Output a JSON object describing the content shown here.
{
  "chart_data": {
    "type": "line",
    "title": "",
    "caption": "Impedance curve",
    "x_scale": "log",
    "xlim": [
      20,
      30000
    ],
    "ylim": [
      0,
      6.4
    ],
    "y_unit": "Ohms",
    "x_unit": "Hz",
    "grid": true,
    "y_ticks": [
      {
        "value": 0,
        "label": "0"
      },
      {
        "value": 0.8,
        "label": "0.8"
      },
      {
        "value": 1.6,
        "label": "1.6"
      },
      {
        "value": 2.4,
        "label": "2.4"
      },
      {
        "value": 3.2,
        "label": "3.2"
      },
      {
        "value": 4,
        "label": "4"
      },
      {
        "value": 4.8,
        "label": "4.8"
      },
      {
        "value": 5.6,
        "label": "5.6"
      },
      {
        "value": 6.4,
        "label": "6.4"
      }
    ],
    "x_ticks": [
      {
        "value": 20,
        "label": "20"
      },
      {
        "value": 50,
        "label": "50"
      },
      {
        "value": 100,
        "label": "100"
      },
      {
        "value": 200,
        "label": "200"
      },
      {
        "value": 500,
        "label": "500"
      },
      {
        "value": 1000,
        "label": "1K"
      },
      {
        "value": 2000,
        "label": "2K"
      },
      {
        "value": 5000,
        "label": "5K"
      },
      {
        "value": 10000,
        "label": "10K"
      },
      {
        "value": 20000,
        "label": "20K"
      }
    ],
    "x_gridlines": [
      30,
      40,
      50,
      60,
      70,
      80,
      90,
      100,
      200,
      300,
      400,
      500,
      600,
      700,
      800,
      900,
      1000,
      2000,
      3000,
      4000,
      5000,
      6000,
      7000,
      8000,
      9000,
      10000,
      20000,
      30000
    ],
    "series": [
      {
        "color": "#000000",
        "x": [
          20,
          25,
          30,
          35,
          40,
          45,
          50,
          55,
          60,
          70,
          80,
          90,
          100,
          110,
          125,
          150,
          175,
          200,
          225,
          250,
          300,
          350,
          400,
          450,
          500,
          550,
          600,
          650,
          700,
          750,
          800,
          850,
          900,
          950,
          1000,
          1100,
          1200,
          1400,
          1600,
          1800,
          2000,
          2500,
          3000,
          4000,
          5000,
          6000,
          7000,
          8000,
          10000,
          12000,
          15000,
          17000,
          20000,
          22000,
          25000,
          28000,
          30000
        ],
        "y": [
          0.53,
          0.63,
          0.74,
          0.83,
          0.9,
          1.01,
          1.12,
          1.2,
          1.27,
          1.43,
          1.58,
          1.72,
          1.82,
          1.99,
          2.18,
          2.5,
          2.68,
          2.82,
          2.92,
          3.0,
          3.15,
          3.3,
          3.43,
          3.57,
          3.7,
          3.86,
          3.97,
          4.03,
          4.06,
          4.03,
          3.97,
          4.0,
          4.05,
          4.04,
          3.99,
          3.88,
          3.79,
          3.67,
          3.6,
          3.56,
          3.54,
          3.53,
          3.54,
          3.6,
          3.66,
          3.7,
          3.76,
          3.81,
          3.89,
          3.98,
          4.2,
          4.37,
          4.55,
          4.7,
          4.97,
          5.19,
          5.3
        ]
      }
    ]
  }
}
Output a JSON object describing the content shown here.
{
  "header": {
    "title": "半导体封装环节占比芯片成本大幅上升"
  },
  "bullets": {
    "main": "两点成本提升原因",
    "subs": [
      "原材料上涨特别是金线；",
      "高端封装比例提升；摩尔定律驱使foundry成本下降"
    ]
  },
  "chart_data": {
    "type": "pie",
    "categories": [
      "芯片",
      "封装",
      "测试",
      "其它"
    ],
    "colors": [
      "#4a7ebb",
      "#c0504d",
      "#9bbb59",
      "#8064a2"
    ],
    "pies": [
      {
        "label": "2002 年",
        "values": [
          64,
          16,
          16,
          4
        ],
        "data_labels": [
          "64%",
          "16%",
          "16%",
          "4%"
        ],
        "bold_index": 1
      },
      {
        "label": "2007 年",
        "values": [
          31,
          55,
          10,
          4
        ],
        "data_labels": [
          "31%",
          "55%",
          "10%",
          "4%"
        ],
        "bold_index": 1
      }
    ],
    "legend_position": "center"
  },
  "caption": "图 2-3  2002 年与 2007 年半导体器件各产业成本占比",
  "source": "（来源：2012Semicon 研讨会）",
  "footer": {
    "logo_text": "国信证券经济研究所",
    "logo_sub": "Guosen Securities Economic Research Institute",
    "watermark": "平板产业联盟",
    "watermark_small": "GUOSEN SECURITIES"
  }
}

**********

Aim:
Retype the material in full. Each word must match.

The output:
Output a JSON object describing the content shown here.
{
  "chart_data": {
    "type": "line",
    "title": "",
    "caption": "Impedance curve",
    "x_scale": "log",
    "xlim": [
      20,
      30000
    ],
    "ylim": [
      0,
      6.4
    ],
    "y_unit": "Ohms",
    "x_unit": "Hz",
    "grid": true,
    "y_ticks": [
      {
        "value": 0,
        "label": "0"
      },
      {
        "value": 0.8,
        "label": "0.8"
      },
      {
        "value": 1.6,
        "label": "1.6"
      },
      {
        "value": 2.4,
        "label": "2.4"
      },
      {
        "value": 3.2,
        "label": "3.2"
      },
      {
        "value": 4,
        "label": "4"
      },
      {
        "value": 4.8,
        "label": "4.8"
      },
      {
        "value": 5.6,
        "label": "5.6"
      },
      {
        "value": 6.4,
        "label": "6.4"
      }
    ],
    "x_ticks": [
      {
        "value": 20,
        "label": "20"
      },
      {
        "value": 50,
        "label": "50"
      },
      {
        "value": 100,
        "label": "100"
      },
      {
        "value": 200,
        "label": "200"
      },
      {
        "value": 500,
        "label": "500"
      },
      {
        "value": 1000,
        "label": "1K"
      },
      {
        "value": 2000,
        "label": "2K"
      },
      {
        "value": 5000,
        "label": "5K"
      },
      {
        "value": 10000,
        "label": "10K"
      },
      {
        "value": 20000,
        "label": "20K"
      }
    ],
    "x_gridlines": [
      30,
      40,
      50,
      60,
      70,
      80,
      90,
      100,
      200,
      300,
      400,
      500,
      600,
      700,
      800,
      900,
      1000,
      2000,
      3000,
      4000,
      5000,
      6000,
      7000,
      8000,
      9000,
      10000,
      20000,
      30000
    ],
    "series": [
      {
        "color": "#000000",
        "x": [
          20,
          25,
          30,
          35,
          40,
          45,
          50,
          55,
          60,
          70,
          80,
          90,
          100,
          110,
          125,
          150,
          175,
          200,
          225,
          250,
          300,
          350,
          400,
          450,
          500,
          550,
          600,
          650,
          700,
          750,
          800,
          850,
          900,
          950,
          1000,
          1100,
          1200,
          1400,
          1600,
          1800,
          2000,
          2500,
          3000,
          4000,
          5000,
          6000,
          7000,
          8000,
          10000,
          12000,
          15000,
          17000,
          20000,
          22000,
          25000,
          28000,
          30000
        ],
        "y": [
          0.53,
          0.63,
          0.74,
          0.83,
          0.9,
          1.01,
          1.12,
          1.2,
          1.27,
          1.43,
          1.58,
          1.72,
          1.82,
          1.99,
          2.18,
          2.5,
          2.68,
          2.82,
          2.92,
          3.0,
          3.15,
          3.3,
          3.43,
          3.57,
          3.7,
          3.86,
          3.97,
          4.03,
          4.06,
          4.03,
          3.97,
          4.0,
          4.05,
          4.04,
          3.99,
          3.88,
          3.79,
          3.67,
          3.6,
          3.56,
          3.54,
          3.53,
          3.54,
          3.6,
          3.66,
          3.7,
          3.76,
          3.81,
          3.89,
          3.98,
          4.2,
          4.37,
          4.55,
          4.7,
          4.97,
          5.19,
          5.3
        ]
      }
    ]
  }
}
Output a JSON object describing the content shown here.
{
  "header": {
    "title": "半导体封装环节占比芯片成本大幅上升"
  },
  "bullets": {
    "main": "两点成本提升原因",
    "subs": [
      "原材料上涨特别是金线；",
      "高端封装比例提升；摩尔定律驱使foundry成本下降"
    ]
  },
  "chart_data": {
    "type": "pie",
    "categories": [
      "芯片",
      "封装",
      "测试",
      "其它"
    ],
    "colors": [
      "#4a7ebb",
      "#c0504d",
      "#9bbb59",
      "#8064a2"
    ],
    "pies": [
      {
        "label": "2002 年",
        "values": [
          64,
          16,
          16,
          4
        ],
        "data_labels": [
          "64%",
          "16%",
          "16%",
          "4%"
        ],
        "bold_index": 1
      },
      {
        "label": "2007 年",
        "values": [
          31,
          55,
          10,
          4
        ],
        "data_labels": [
          "31%",
          "55%",
          "10%",
          "4%"
        ],
        "bold_index": 1
      }
    ],
    "legend_position": "center"
  },
  "caption": "图 2-3  2002 年与 2007 年半导体器件各产业成本占比",
  "source": "（来源：2012Semicon 研讨会）",
  "footer": {
    "logo_text": "国信证券经济研究所",
    "logo_sub": "Guosen Securities Economic Research Institute",
    "watermark": "平板产业联盟",
    "watermark_small": "GUOSEN SECURITIES"
  }
}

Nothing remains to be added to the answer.